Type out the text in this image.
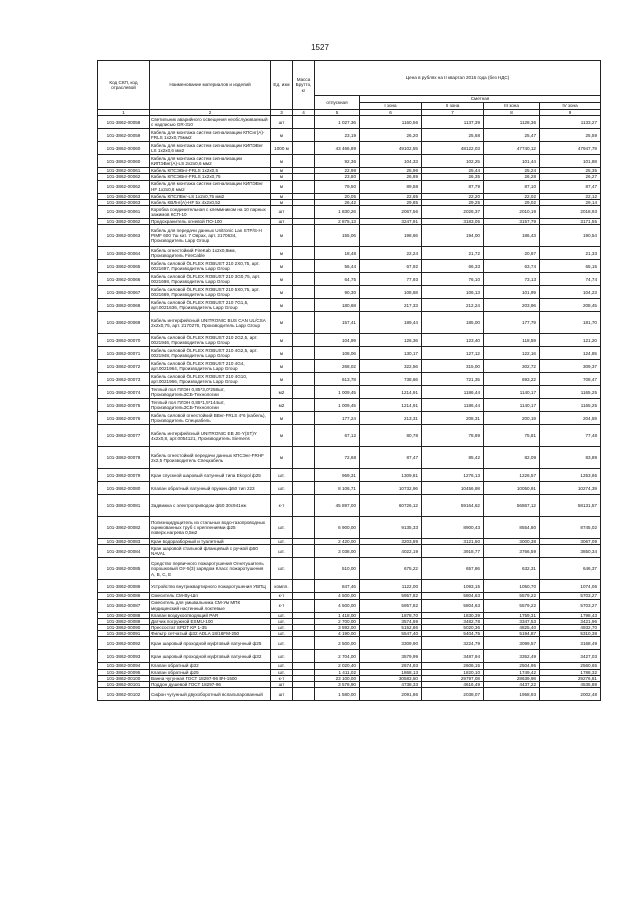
1527
Код СКП, код отраслевой	Наименование материалов и изделий	Ед. изм	Масса Брутто, кг	Цена в рублях на II квартал 2016 года (без НДС)				
				отпускная	Сметная			
					I зона	II зона	III зона	IV зона
1	2	3	4	5	6	7	8	9
101-3862-00058	Светильник аварийного освещения необслуживаемый с надписью GR-310	шт		1 027.36	1160,56	1137,39	1128,36	1133,27
101-3862-00059	Кабель для монтажа систем сигнализации КПСнг(А)-FRLS 1х2х0,75мм2	м		23,19	26,20	25,68	25,47	25,59
101-3862-00060	Кабель для монтажа систем сигнализации КИПЭВнг LS 1х2х0,6 мм2	1000 м		43 466,89	49102,55	48122,03	47740,12	47947,79
101-3862-00060	Кабель для монтажа систем сигнализации КИПЭВнг(А)-LS 2х2х0,6 мм2	м		92,36	104,33	102,25	101,44	101,88
101-3862-00061	Кабель КПСЭВнг-FRLS 1х2х0,5	м		22,98	25,96	25,44	25,24	25,35
101-3862-00062	Кабель КПСЭВнг-FRLS 1х2х0,75	м		23,80	26,89	26,35	26,28	26,27
101-3862-00062	Кабель для монтажа систем сигнализации КИПЭВнг HF 1х2х0,6 мм2	м		79,50	89,58	87,79	87,10	87,47
101-3862-00063	Кабель КПСЛВнг-LS 1х2х0,75 мм2	м		20,05	22,65	22,20	22,02	22,12
101-3862-00063	Кабель КВЛнг(А)-HF 5х 4х2х0,52	м		26,42	29,85	29,25	29,02	29,14
101-3862-00061	Коробка соединительная с клеммником на 10 парных зажимов КСП-10	шт		1 830,26	2067,56	2026,37	2010,19	2018,93
101-3862-00062	Предохранитель огневой ПО-100	шт		2 875,13	3247,91	3183,05	3157,79	3171,55
101-3862-00063	Кабель для передачи данных Unitronic Lan STP/S-H PIMF 600 7ш кат. 7 Оврах, арт. 2170634, Производитель Lapp Group	м		155,06	198,66	194,00	186,43	190,54
101-3862-00064	Кабель огнестойкий FireKab 1х2х0,8мм, Производитель FireCable	м		18,48	22,24	21,72	20,87	21,33
101-3862-00065	Кабель силовой ÖLFLEX ROBUST 210 2Х0,75, арт. 0021697, Производитель Lapp Group	м		56,44	67,92	66,33	63,74	65,15
101-3862-00066	Кабель силовой ÖLFLEX ROBUST 210 3G0,75, арт. 0021698, Производитель Lapp Group	м		64,75	77,93	76,10	73,13	74,74
101-3862-00067	Кабель силовой ÖLFLEX ROBUST 210 5Х0,75, арт. 0021669, Производитель Lapp Group	м		90,30	108,68	106,13	101,99	104,23
101-3862-00068	Кабель силовой ÖLFLEX ROBUST 210 7G1,5, арт.0021636, Производитель Lapp Group	м		180,68	217,33	212,24	203,96	208,45
101-3862-00069	Кабель интерфейсный UNITRONIC BUS CAN UL/CSA 2х2х0,75, арт. 2170276, Производитель Lapp Group	м		157,41	189,44	185,00	177,79	181,70
101-3862-00070	Кабель силовой ÖLFLEX ROBUST 210 2G2,5, арт. 0021946, Производитель Lapp Group	м		104,99	126,36	123,40	118,59	121,20
101-3862-00071	Кабель силовой ÖLFLEX ROBUST 210 4G2,5, арт. 0021948, Производитель Lapp Group	м		108,06	130,17	127,12	122,16	124,85
101-3862-00072	Кабель силовой ÖLFLEX ROBUST 210 4G4, арт.0021964, Производитель Lapp Group	м		268,02	322,56	315,00	302,72	309,37
101-3862-00073	Кабель силовой ÖLFLEX ROBUST 210 4G10, арт.0021966, Производитель Lapp Group	м		613,78	738,66	721,35	693,22	708,47
101-3862-00074	Теплый пол ПЛЭН 0,85*3,0*258шт, ПроизводительЗСБ-Технологии	м2		1 009,45	1214,91	1186,44	1140,17	1165,25
101-3862-00075	Теплый пол ПЛЭН 0,85*1,5*144шт, ПроизводительЗСБ-Технологии	м2		1 009,45	1214,91	1186,44	1140,17	1165,25
101-3862-00076	Кабель силовой огнестойкий ВВнг-FRLS 4*6 (кабель), Производитель Спецкабель	м		177,24	213,31	208,31	200,19	204,59
101-3862-00077	Кабель интерфейсный UNITRONIC EB JE-Y(ST)Y 4х2х0,8, арт.0054121, Производитель Siemens	м		67,12	80,78	78,89	75,81	77,48
101-3862-00078	Кабель огнестойкий передачи данных КПСЭнг-FRHF 2х2,5 Производитель Спецкабель	м		72,68	87,47	85,42	82,09	83,89
101-3862-00079	Кран спускной шаровый латунный типа Ekopol ф25	шт.		969,31	1309,81	1276,13	1226,57	1253,65
101-3862-00080	Клапан обратный латунный пружин.ф50 тип 223	шт.		8 106,71	10732,96	10456,98	10050,91	10274,39
101-3862-00081	Задвижка с электроприводом ф50 30с941нж	к-т		45 897,00	60726,12	59164,62	56867,12	58131,57
101-3862-00082	Полиэнцидущитель из стальных водо-газопроводных оцинкованных труб с креплениями ф25 поверх.нагрева 0,5м2	шт.		6 900,00	9135,33	8900,43	8554,80	8745,02
101-3862-00083	Кран водоразборный и туалетный	шт.		2 420,00	3203,89	3121,50	3000,38	3067,09
101-3862-00084	Кран шаровой стальной фланцевый с ручкой ф50 NAVAL	шт.		3 038,00	4022,19	3918,77	3766,59	3850,34
101-3862-00085	Средство первичного пожаротушения Огнетушитель порошковый ОУ-5(3) зарядом Класс пожаротушения А, В, С, Е	шт.		510,00	675,22	657,86	632,31	646,37
101-3862-00086	Устройство внутриквартирного пожаротушения УВПЦ	компл.		847,46	1122,00	1093,15	1050,70	1074,06
101-3862-00086	Смеситель СМ-Ву-Шп	к-т		4 500,00	5957,82	5804,63	5579,22	5703,27
101-3862-00087	Смеситель для умывальника СМ-Ум МПК медицинский настенный локтевые	к-т		4 500,00	5957,82	5804,63	5579,22	5703,27
101-3862-00088	Клапан воздухоотводящий PAR	шт.		1 418,00	1878,70	1830,39	1759,31	1798,43
101-3862-00089	Датчик погружной ESMU-100	шт.		2 700,00	3574,69	3482,78	3347,53	3421,96
101-3862-00090	Прессостат SPDT KP 1-35	шт.		3 892,00	5152,86	5020,36	4825,40	4932,70
101-3862-00091	Фильтр сетчатый ф32 ADLA 18/16FM-250	шт.		4 190,00	5547,40	5404,75	5194,87	5310,38
101-3862-00092	Кран шаровый проходной муфтовый латунный ф25	шт.		2 500,00	3309,90	3224,79	3099,57	3168,49
101-3862-00093	Кран шаровый проходной муфтовый латунный ф32	шт.		2 704,00	3579,99	3487,94	3352,49	3427,03
101-3862-00094	Клапан обратный ф32	шт.		2 020,40	2674,93	2606,15	2504,95	2560,65
101-3862-00095	Клапан обратный ф25	шт.		1 411,02	1868,13	1820,10	1749,42	1788,32
101-3862-00100	Ванна чугунная ГОСТ 18297-96 ВЧ-1500	к-т		23 100,00	30583,50	29797,08	28639,98	29276,81
101-3862-00101	Поддон душевой ГОСТ 18297-96	шт		3 578,90	4738,33	4616,49	4437,22	4535,88
101-3862-00102	Сифон чугунный двухоборотный вспальпарованный	шт		1 580,00	2091,86	2038,07	1958,93	2002,48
□ □ □
**GOAL**
Restate the data above exactly, stripping out each image.

**SOLUTION FOR THIS EXERCISE**
Type out the text in this image.
1527
Код СКП, код отраслевой	Наименование материалов и изделий	Ед. изм	Масса Брутто, кг	Цена в рублях на II квартал 2016 года (без НДС)				
				отпускная	Сметная			
					I зона	II зона	III зона	IV зона
1	2	3	4	5	6	7	8	9
101-3862-00058	Светильник аварийного освещения необслуживаемый с надписью GR-310	шт		1 027.36	1160,56	1137,39	1128,36	1133,27
101-3862-00059	Кабель для монтажа систем сигнализации КПСнг(А)-FRLS 1х2х0,75мм2	м		23,19	26,20	25,68	25,47	25,59
101-3862-00060	Кабель для монтажа систем сигнализации КИПЭВнг LS 1х2х0,6 мм2	1000 м		43 466,89	49102,55	48122,03	47740,12	47947,79
101-3862-00060	Кабель для монтажа систем сигнализации КИПЭВнг(А)-LS 2х2х0,6 мм2	м		92,36	104,33	102,25	101,44	101,88
101-3862-00061	Кабель КПСЭВнг-FRLS 1х2х0,5	м		22,98	25,96	25,44	25,24	25,35
101-3862-00062	Кабель КПСЭВнг-FRLS 1х2х0,75	м		23,80	26,89	26,35	26,28	26,27
101-3862-00062	Кабель для монтажа систем сигнализации КИПЭВнг HF 1х2х0,6 мм2	м		79,50	89,58	87,79	87,10	87,47
101-3862-00063	Кабель КПСЛВнг-LS 1х2х0,75 мм2	м		20,05	22,65	22,20	22,02	22,12
101-3862-00063	Кабель КВЛнг(А)-HF 5х 4х2х0,52	м		26,42	29,85	29,25	29,02	29,14
101-3862-00061	Коробка соединительная с клеммником на 10 парных зажимов КСП-10	шт		1 830,26	2067,56	2026,37	2010,19	2018,93
101-3862-00062	Предохранитель огневой ПО-100	шт		2 875,13	3247,91	3183,05	3157,79	3171,55
101-3862-00063	Кабель для передачи данных Unitronic Lan STP/S-H PIMF 600 7ш кат. 7 Оврах, арт. 2170634, Производитель Lapp Group	м		155,06	198,66	194,00	186,43	190,54
101-3862-00064	Кабель огнестойкий FireKab 1х2х0,8мм, Производитель FireCable	м		18,48	22,24	21,72	20,87	21,33
101-3862-00065	Кабель силовой ÖLFLEX ROBUST 210 2Х0,75, арт. 0021697, Производитель Lapp Group	м		56,44	67,92	66,33	63,74	65,15
101-3862-00066	Кабель силовой ÖLFLEX ROBUST 210 3G0,75, арт. 0021698, Производитель Lapp Group	м		64,75	77,93	76,10	73,13	74,74
101-3862-00067	Кабель силовой ÖLFLEX ROBUST 210 5Х0,75, арт. 0021669, Производитель Lapp Group	м		90,30	108,68	106,13	101,99	104,23
101-3862-00068	Кабель силовой ÖLFLEX ROBUST 210 7G1,5, арт.0021636, Производитель Lapp Group	м		180,68	217,33	212,24	203,96	208,45
101-3862-00069	Кабель интерфейсный UNITRONIC BUS CAN UL/CSA 2х2х0,75, арт. 2170276, Производитель Lapp Group	м		157,41	189,44	185,00	177,79	181,70
101-3862-00070	Кабель силовой ÖLFLEX ROBUST 210 2G2,5, арт. 0021946, Производитель Lapp Group	м		104,99	126,36	123,40	118,59	121,20
101-3862-00071	Кабель силовой ÖLFLEX ROBUST 210 4G2,5, арт. 0021948, Производитель Lapp Group	м		108,06	130,17	127,12	122,16	124,85
101-3862-00072	Кабель силовой ÖLFLEX ROBUST 210 4G4, арт.0021964, Производитель Lapp Group	м		268,02	322,56	315,00	302,72	309,37
101-3862-00073	Кабель силовой ÖLFLEX ROBUST 210 4G10, арт.0021966, Производитель Lapp Group	м		613,78	738,66	721,35	693,22	708,47
101-3862-00074	Теплый пол ПЛЭН 0,85*3,0*258шт, ПроизводительЗСБ-Технологии	м2		1 009,45	1214,91	1186,44	1140,17	1165,25
101-3862-00075	Теплый пол ПЛЭН 0,85*1,5*144шт, ПроизводительЗСБ-Технологии	м2		1 009,45	1214,91	1186,44	1140,17	1165,25
101-3862-00076	Кабель силовой огнестойкий ВВнг-FRLS 4*6 (кабель), Производитель Спецкабель	м		177,24	213,31	208,31	200,19	204,59
101-3862-00077	Кабель интерфейсный UNITRONIC EB JE-Y(ST)Y 4х2х0,8, арт.0054121, Производитель Siemens	м		67,12	80,78	78,89	75,81	77,48
101-3862-00078	Кабель огнестойкий передачи данных КПСЭнг-FRHF 2х2,5 Производитель Спецкабель	м		72,68	87,47	85,42	82,09	83,89
101-3862-00079	Кран спускной шаровый латунный типа Ekopol ф25	шт.		969,31	1309,81	1276,13	1226,57	1253,65
101-3862-00080	Клапан обратный латунный пружин.ф50 тип 223	шт.		8 106,71	10732,96	10456,98	10050,91	10274,39
101-3862-00081	Задвижка с электроприводом ф50 30с941нж	к-т		45 897,00	60726,12	59164,62	56867,12	58131,57
101-3862-00082	Полиэнцидущитель из стальных водо-газопроводных оцинкованных труб с креплениями ф25 поверх.нагрева 0,5м2	шт.		6 900,00	9135,33	8900,43	8554,80	8745,02
101-3862-00083	Кран водоразборный и туалетный	шт.		2 420,00	3203,89	3121,50	3000,38	3067,09
101-3862-00084	Кран шаровой стальной фланцевый с ручкой ф50 NAVAL	шт.		3 038,00	4022,19	3918,77	3766,59	3850,34
101-3862-00085	Средство первичного пожаротушения Огнетушитель порошковый ОУ-5(3) зарядом Класс пожаротушения А, В, С, Е	шт.		510,00	675,22	657,86	632,31	646,37
101-3862-00086	Устройство внутриквартирного пожаротушения УВПЦ	компл.		847,46	1122,00	1093,15	1050,70	1074,06
101-3862-00086	Смеситель СМ-Ву-Шп	к-т		4 500,00	5957,82	5804,63	5579,22	5703,27
101-3862-00087	Смеситель для умывальника СМ-Ум МПК медицинский настенный локтевые	к-т		4 500,00	5957,82	5804,63	5579,22	5703,27
101-3862-00088	Клапан воздухоотводящий PAR	шт.		1 418,00	1878,70	1830,39	1759,31	1798,43
101-3862-00089	Датчик погружной ESMU-100	шт.		2 700,00	3574,69	3482,78	3347,53	3421,96
101-3862-00090	Прессостат SPDT KP 1-35	шт.		3 892,00	5152,86	5020,36	4825,40	4932,70
101-3862-00091	Фильтр сетчатый ф32 ADLA 18/16FM-250	шт.		4 190,00	5547,40	5404,75	5194,87	5310,38
101-3862-00092	Кран шаровый проходной муфтовый латунный ф25	шт.		2 500,00	3309,90	3224,79	3099,57	3168,49
101-3862-00093	Кран шаровый проходной муфтовый латунный ф32	шт.		2 704,00	3579,99	3487,94	3352,49	3427,03
101-3862-00094	Клапан обратный ф32	шт.		2 020,40	2674,93	2606,15	2504,95	2560,65
101-3862-00095	Клапан обратный ф25	шт.		1 411,02	1868,13	1820,10	1749,42	1788,32
101-3862-00100	Ванна чугунная ГОСТ 18297-96 ВЧ-1500	к-т		23 100,00	30583,50	29797,08	28639,98	29276,81
101-3862-00101	Поддон душевой ГОСТ 18297-96	шт		3 578,90	4738,33	4616,49	4437,22	4535,88
101-3862-00102	Сифон чугунный двухоборотный вспальпарованный	шт		1 580,00	2091,86	2038,07	1958,93	2002,48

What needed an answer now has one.